Your instructions:
The entries below should be quoted exactly, with no pictures carried over.

[Figure record listings]
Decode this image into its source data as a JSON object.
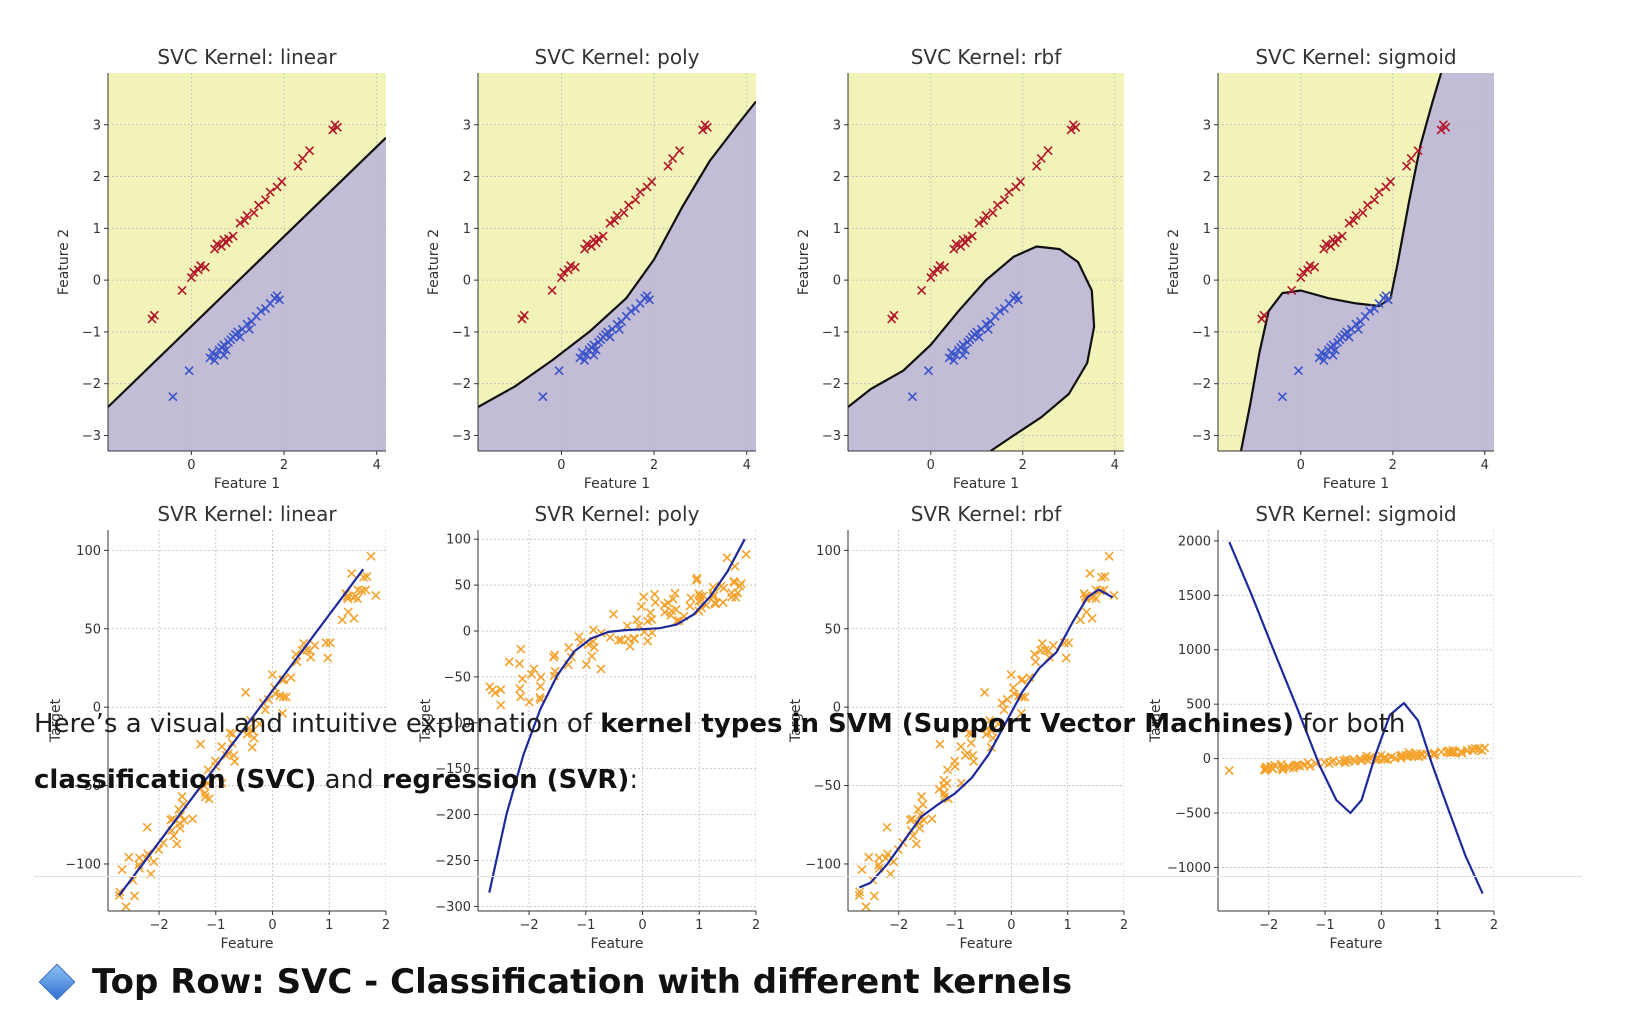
{
  "chart_data": [
    {
      "type": "scatter",
      "title": "SVC Kernel: linear",
      "xlabel": "Feature 1",
      "ylabel": "Feature 2",
      "xlim": [
        -1.8,
        4.2
      ],
      "ylim": [
        -3.3,
        4.0
      ],
      "xticks": [
        0,
        2,
        4
      ],
      "yticks": [
        -3,
        -2,
        -1,
        0,
        1,
        2,
        3
      ],
      "grid": true,
      "region_colors": {
        "class_top": "#f1f3b8",
        "class_bottom": "#c3bcd6"
      },
      "decision_boundary": {
        "x": [
          -1.8,
          4.2
        ],
        "y": [
          -2.45,
          2.75
        ]
      }
    },
    {
      "type": "scatter",
      "title": "SVC Kernel: poly",
      "xlabel": "Feature 1",
      "ylabel": "Feature 2",
      "xlim": [
        -1.8,
        4.2
      ],
      "ylim": [
        -3.3,
        4.0
      ],
      "xticks": [
        0,
        2,
        4
      ],
      "yticks": [
        -3,
        -2,
        -1,
        0,
        1,
        2,
        3
      ],
      "grid": true,
      "region_colors": {
        "class_top": "#f1f3b8",
        "class_bottom": "#c3bcd6"
      },
      "decision_boundary": {
        "x": [
          -1.8,
          -1.0,
          -0.2,
          0.6,
          1.4,
          2.0,
          2.6,
          3.2,
          3.8,
          4.2
        ],
        "y": [
          -2.45,
          -2.05,
          -1.55,
          -1.0,
          -0.35,
          0.4,
          1.4,
          2.3,
          3.0,
          3.45
        ]
      }
    },
    {
      "type": "scatter",
      "title": "SVC Kernel: rbf",
      "xlabel": "Feature 1",
      "ylabel": "Feature 2",
      "xlim": [
        -1.8,
        4.2
      ],
      "ylim": [
        -3.3,
        4.0
      ],
      "xticks": [
        0,
        2,
        4
      ],
      "yticks": [
        -3,
        -2,
        -1,
        0,
        1,
        2,
        3
      ],
      "grid": true,
      "region_colors": {
        "class_top": "#f1f3b8",
        "class_bottom": "#c3bcd6"
      },
      "decision_boundary": {
        "x": [
          -1.8,
          -1.3,
          -0.6,
          0.0,
          0.6,
          1.2,
          1.8,
          2.3,
          2.8,
          3.2,
          3.5,
          3.55,
          3.4,
          3.0,
          2.4,
          1.8,
          1.3
        ],
        "y": [
          -2.45,
          -2.1,
          -1.75,
          -1.25,
          -0.6,
          0.0,
          0.45,
          0.65,
          0.6,
          0.35,
          -0.2,
          -0.9,
          -1.6,
          -2.2,
          -2.65,
          -3.0,
          -3.3
        ]
      }
    },
    {
      "type": "scatter",
      "title": "SVC Kernel: sigmoid",
      "xlabel": "Feature 1",
      "ylabel": "Feature 2",
      "xlim": [
        -1.8,
        4.2
      ],
      "ylim": [
        -3.3,
        4.0
      ],
      "xticks": [
        0,
        2,
        4
      ],
      "yticks": [
        -3,
        -2,
        -1,
        0,
        1,
        2,
        3
      ],
      "grid": true,
      "region_colors": {
        "class_top": "#f1f3b8",
        "class_bottom": "#c3bcd6"
      },
      "decision_boundary": {
        "x": [
          -1.3,
          -1.1,
          -0.9,
          -0.7,
          -0.4,
          0.0,
          0.6,
          1.2,
          1.7,
          1.95,
          2.1,
          2.35,
          2.6,
          2.85,
          3.05
        ],
        "y": [
          -3.3,
          -2.4,
          -1.4,
          -0.6,
          -0.25,
          -0.2,
          -0.35,
          -0.45,
          -0.5,
          -0.35,
          0.3,
          1.5,
          2.6,
          3.4,
          4.0
        ]
      }
    },
    {
      "type": "scatter",
      "title": "SVR Kernel: linear",
      "xlabel": "Feature",
      "ylabel": "Target",
      "xlim": [
        -2.9,
        2.0
      ],
      "ylim": [
        -130,
        113
      ],
      "xticks": [
        -2,
        -1,
        0,
        1,
        2
      ],
      "yticks": [
        -100,
        -50,
        0,
        50,
        100
      ],
      "grid": true,
      "fit": {
        "x": [
          -2.7,
          1.6
        ],
        "y": [
          -120,
          88
        ]
      }
    },
    {
      "type": "scatter",
      "title": "SVR Kernel: poly",
      "xlabel": "Feature",
      "ylabel": "Target",
      "xlim": [
        -2.9,
        2.0
      ],
      "ylim": [
        -305,
        110
      ],
      "xticks": [
        -2,
        -1,
        0,
        1,
        2
      ],
      "yticks": [
        -300,
        -250,
        -200,
        -150,
        -100,
        -50,
        0,
        50,
        100
      ],
      "grid": true,
      "fit": {
        "x": [
          -2.7,
          -2.4,
          -2.1,
          -1.8,
          -1.5,
          -1.2,
          -0.9,
          -0.6,
          -0.3,
          0.0,
          0.3,
          0.6,
          0.9,
          1.2,
          1.5,
          1.8
        ],
        "y": [
          -285,
          -200,
          -135,
          -85,
          -48,
          -22,
          -8,
          -1,
          1,
          2,
          3,
          7,
          18,
          38,
          65,
          100
        ]
      }
    },
    {
      "type": "scatter",
      "title": "SVR Kernel: rbf",
      "xlabel": "Feature",
      "ylabel": "Target",
      "xlim": [
        -2.9,
        2.0
      ],
      "ylim": [
        -130,
        113
      ],
      "xticks": [
        -2,
        -1,
        0,
        1,
        2
      ],
      "yticks": [
        -100,
        -50,
        0,
        50,
        100
      ],
      "grid": true,
      "fit": {
        "x": [
          -2.7,
          -2.5,
          -2.2,
          -1.9,
          -1.6,
          -1.3,
          -1.0,
          -0.7,
          -0.4,
          -0.1,
          0.2,
          0.5,
          0.8,
          1.1,
          1.35,
          1.55,
          1.8
        ],
        "y": [
          -115,
          -112,
          -100,
          -85,
          -70,
          -62,
          -55,
          -45,
          -30,
          -10,
          10,
          25,
          35,
          55,
          70,
          75,
          70
        ]
      }
    },
    {
      "type": "scatter",
      "title": "SVR Kernel: sigmoid",
      "xlabel": "Feature",
      "ylabel": "Target",
      "xlim": [
        -2.9,
        2.0
      ],
      "ylim": [
        -1400,
        2100
      ],
      "xticks": [
        -2,
        -1,
        0,
        1,
        2
      ],
      "yticks": [
        -1000,
        -500,
        0,
        500,
        1000,
        1500,
        2000
      ],
      "grid": true,
      "fit": {
        "x": [
          -2.7,
          -2.3,
          -1.9,
          -1.5,
          -1.1,
          -0.8,
          -0.55,
          -0.35,
          -0.1,
          0.15,
          0.4,
          0.65,
          0.9,
          1.2,
          1.5,
          1.8
        ],
        "y": [
          1990,
          1500,
          980,
          470,
          -60,
          -380,
          -500,
          -380,
          40,
          400,
          510,
          350,
          -50,
          -480,
          -900,
          -1240
        ]
      }
    }
  ],
  "text": {
    "intro_plain_1": "Here’s a visual and intuitive explanation of ",
    "intro_bold_1": "kernel types in SVM (Support Vector Machines)",
    "intro_plain_2": " for both ",
    "intro_bold_2": "classification (SVC)",
    "intro_plain_3": " and ",
    "intro_bold_3": "regression (SVR)",
    "intro_plain_4": ":",
    "heading": "Top Row: SVC - Classification with different kernels",
    "heading_icon": "blue-diamond-icon"
  },
  "colors": {
    "class_red": "#b2182b",
    "class_blue": "#3a53c9",
    "points_orange": "#f4a22c",
    "fit_line": "#1f2a9c",
    "boundary": "#111111"
  }
}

Answer to this task:
Decode this image into its source data as a JSON object.
{
  "chart_data": [
    {
      "type": "scatter",
      "title": "SVC Kernel: linear",
      "xlabel": "Feature 1",
      "ylabel": "Feature 2",
      "xlim": [
        -1.8,
        4.2
      ],
      "ylim": [
        -3.3,
        4.0
      ],
      "xticks": [
        0,
        2,
        4
      ],
      "yticks": [
        -3,
        -2,
        -1,
        0,
        1,
        2,
        3
      ],
      "grid": true,
      "region_colors": {
        "class_top": "#f1f3b8",
        "class_bottom": "#c3bcd6"
      },
      "decision_boundary": {
        "x": [
          -1.8,
          4.2
        ],
        "y": [
          -2.45,
          2.75
        ]
      }
    },
    {
      "type": "scatter",
      "title": "SVC Kernel: poly",
      "xlabel": "Feature 1",
      "ylabel": "Feature 2",
      "xlim": [
        -1.8,
        4.2
      ],
      "ylim": [
        -3.3,
        4.0
      ],
      "xticks": [
        0,
        2,
        4
      ],
      "yticks": [
        -3,
        -2,
        -1,
        0,
        1,
        2,
        3
      ],
      "grid": true,
      "region_colors": {
        "class_top": "#f1f3b8",
        "class_bottom": "#c3bcd6"
      },
      "decision_boundary": {
        "x": [
          -1.8,
          -1.0,
          -0.2,
          0.6,
          1.4,
          2.0,
          2.6,
          3.2,
          3.8,
          4.2
        ],
        "y": [
          -2.45,
          -2.05,
          -1.55,
          -1.0,
          -0.35,
          0.4,
          1.4,
          2.3,
          3.0,
          3.45
        ]
      }
    },
    {
      "type": "scatter",
      "title": "SVC Kernel: rbf",
      "xlabel": "Feature 1",
      "ylabel": "Feature 2",
      "xlim": [
        -1.8,
        4.2
      ],
      "ylim": [
        -3.3,
        4.0
      ],
      "xticks": [
        0,
        2,
        4
      ],
      "yticks": [
        -3,
        -2,
        -1,
        0,
        1,
        2,
        3
      ],
      "grid": true,
      "region_colors": {
        "class_top": "#f1f3b8",
        "class_bottom": "#c3bcd6"
      },
      "decision_boundary": {
        "x": [
          -1.8,
          -1.3,
          -0.6,
          0.0,
          0.6,
          1.2,
          1.8,
          2.3,
          2.8,
          3.2,
          3.5,
          3.55,
          3.4,
          3.0,
          2.4,
          1.8,
          1.3
        ],
        "y": [
          -2.45,
          -2.1,
          -1.75,
          -1.25,
          -0.6,
          0.0,
          0.45,
          0.65,
          0.6,
          0.35,
          -0.2,
          -0.9,
          -1.6,
          -2.2,
          -2.65,
          -3.0,
          -3.3
        ]
      }
    },
    {
      "type": "scatter",
      "title": "SVC Kernel: sigmoid",
      "xlabel": "Feature 1",
      "ylabel": "Feature 2",
      "xlim": [
        -1.8,
        4.2
      ],
      "ylim": [
        -3.3,
        4.0
      ],
      "xticks": [
        0,
        2,
        4
      ],
      "yticks": [
        -3,
        -2,
        -1,
        0,
        1,
        2,
        3
      ],
      "grid": true,
      "region_colors": {
        "class_top": "#f1f3b8",
        "class_bottom": "#c3bcd6"
      },
      "decision_boundary": {
        "x": [
          -1.3,
          -1.1,
          -0.9,
          -0.7,
          -0.4,
          0.0,
          0.6,
          1.2,
          1.7,
          1.95,
          2.1,
          2.35,
          2.6,
          2.85,
          3.05
        ],
        "y": [
          -3.3,
          -2.4,
          -1.4,
          -0.6,
          -0.25,
          -0.2,
          -0.35,
          -0.45,
          -0.5,
          -0.35,
          0.3,
          1.5,
          2.6,
          3.4,
          4.0
        ]
      }
    },
    {
      "type": "scatter",
      "title": "SVR Kernel: linear",
      "xlabel": "Feature",
      "ylabel": "Target",
      "xlim": [
        -2.9,
        2.0
      ],
      "ylim": [
        -130,
        113
      ],
      "xticks": [
        -2,
        -1,
        0,
        1,
        2
      ],
      "yticks": [
        -100,
        -50,
        0,
        50,
        100
      ],
      "grid": true,
      "fit": {
        "x": [
          -2.7,
          1.6
        ],
        "y": [
          -120,
          88
        ]
      }
    },
    {
      "type": "scatter",
      "title": "SVR Kernel: poly",
      "xlabel": "Feature",
      "ylabel": "Target",
      "xlim": [
        -2.9,
        2.0
      ],
      "ylim": [
        -305,
        110
      ],
      "xticks": [
        -2,
        -1,
        0,
        1,
        2
      ],
      "yticks": [
        -300,
        -250,
        -200,
        -150,
        -100,
        -50,
        0,
        50,
        100
      ],
      "grid": true,
      "fit": {
        "x": [
          -2.7,
          -2.4,
          -2.1,
          -1.8,
          -1.5,
          -1.2,
          -0.9,
          -0.6,
          -0.3,
          0.0,
          0.3,
          0.6,
          0.9,
          1.2,
          1.5,
          1.8
        ],
        "y": [
          -285,
          -200,
          -135,
          -85,
          -48,
          -22,
          -8,
          -1,
          1,
          2,
          3,
          7,
          18,
          38,
          65,
          100
        ]
      }
    },
    {
      "type": "scatter",
      "title": "SVR Kernel: rbf",
      "xlabel": "Feature",
      "ylabel": "Target",
      "xlim": [
        -2.9,
        2.0
      ],
      "ylim": [
        -130,
        113
      ],
      "xticks": [
        -2,
        -1,
        0,
        1,
        2
      ],
      "yticks": [
        -100,
        -50,
        0,
        50,
        100
      ],
      "grid": true,
      "fit": {
        "x": [
          -2.7,
          -2.5,
          -2.2,
          -1.9,
          -1.6,
          -1.3,
          -1.0,
          -0.7,
          -0.4,
          -0.1,
          0.2,
          0.5,
          0.8,
          1.1,
          1.35,
          1.55,
          1.8
        ],
        "y": [
          -115,
          -112,
          -100,
          -85,
          -70,
          -62,
          -55,
          -45,
          -30,
          -10,
          10,
          25,
          35,
          55,
          70,
          75,
          70
        ]
      }
    },
    {
      "type": "scatter",
      "title": "SVR Kernel: sigmoid",
      "xlabel": "Feature",
      "ylabel": "Target",
      "xlim": [
        -2.9,
        2.0
      ],
      "ylim": [
        -1400,
        2100
      ],
      "xticks": [
        -2,
        -1,
        0,
        1,
        2
      ],
      "yticks": [
        -1000,
        -500,
        0,
        500,
        1000,
        1500,
        2000
      ],
      "grid": true,
      "fit": {
        "x": [
          -2.7,
          -2.3,
          -1.9,
          -1.5,
          -1.1,
          -0.8,
          -0.55,
          -0.35,
          -0.1,
          0.15,
          0.4,
          0.65,
          0.9,
          1.2,
          1.5,
          1.8
        ],
        "y": [
          1990,
          1500,
          980,
          470,
          -60,
          -380,
          -500,
          -380,
          40,
          400,
          510,
          350,
          -50,
          -480,
          -900,
          -1240
        ]
      }
    }
  ],
  "text": {
    "intro_plain_1": "Here’s a visual and intuitive explanation of ",
    "intro_bold_1": "kernel types in SVM (Support Vector Machines)",
    "intro_plain_2": " for both ",
    "intro_bold_2": "classification (SVC)",
    "intro_plain_3": " and ",
    "intro_bold_3": "regression (SVR)",
    "intro_plain_4": ":",
    "heading": "Top Row: SVC - Classification with different kernels",
    "heading_icon": "blue-diamond-icon"
  },
  "colors": {
    "class_red": "#b2182b",
    "class_blue": "#3a53c9",
    "points_orange": "#f4a22c",
    "fit_line": "#1f2a9c",
    "boundary": "#111111"
  }
}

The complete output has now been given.